• [What to do]: Below are the records. List every line holding the word "Steam".

• [Exercise input]:
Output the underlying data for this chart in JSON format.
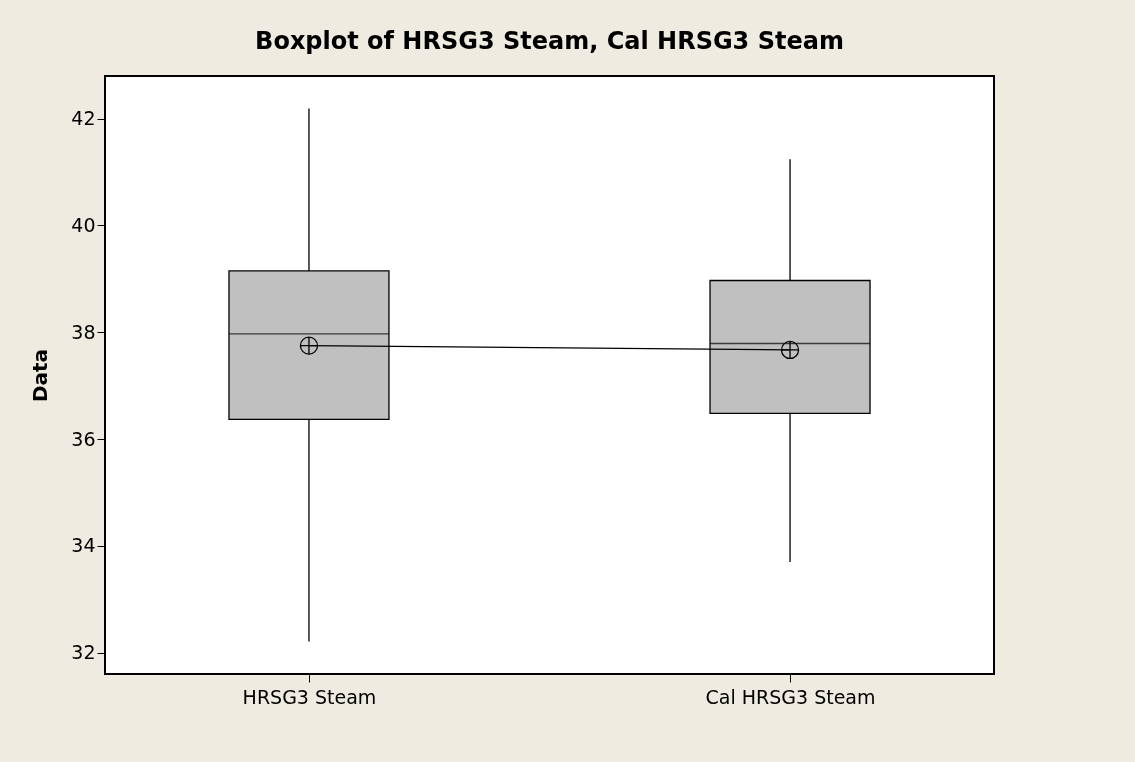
{
  "chart_data": {
    "type": "box",
    "title": "Boxplot of HRSG3 Steam, Cal HRSG3 Steam",
    "ylabel": "Data",
    "categories": [
      "HRSG3 Steam",
      "Cal HRSG3 Steam"
    ],
    "boxes": [
      {
        "low": 32.21,
        "q1": 36.37,
        "median": 37.97,
        "q3": 39.15,
        "high": 42.19,
        "mean": 37.75
      },
      {
        "low": 33.7,
        "q1": 36.48,
        "median": 37.79,
        "q3": 38.97,
        "high": 41.24,
        "mean": 37.67
      }
    ],
    "series": [
      {
        "type": "line",
        "values": [
          37.75,
          37.67
        ]
      }
    ],
    "ylim": [
      31.6,
      42.8
    ],
    "yticks": [
      32,
      34,
      36,
      38,
      40,
      42
    ]
  }
}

• [Task result]:
    "title": "Boxplot of HRSG3 Steam, Cal HRSG3 Steam",
      "HRSG3 Steam",
      "Cal HRSG3 Steam"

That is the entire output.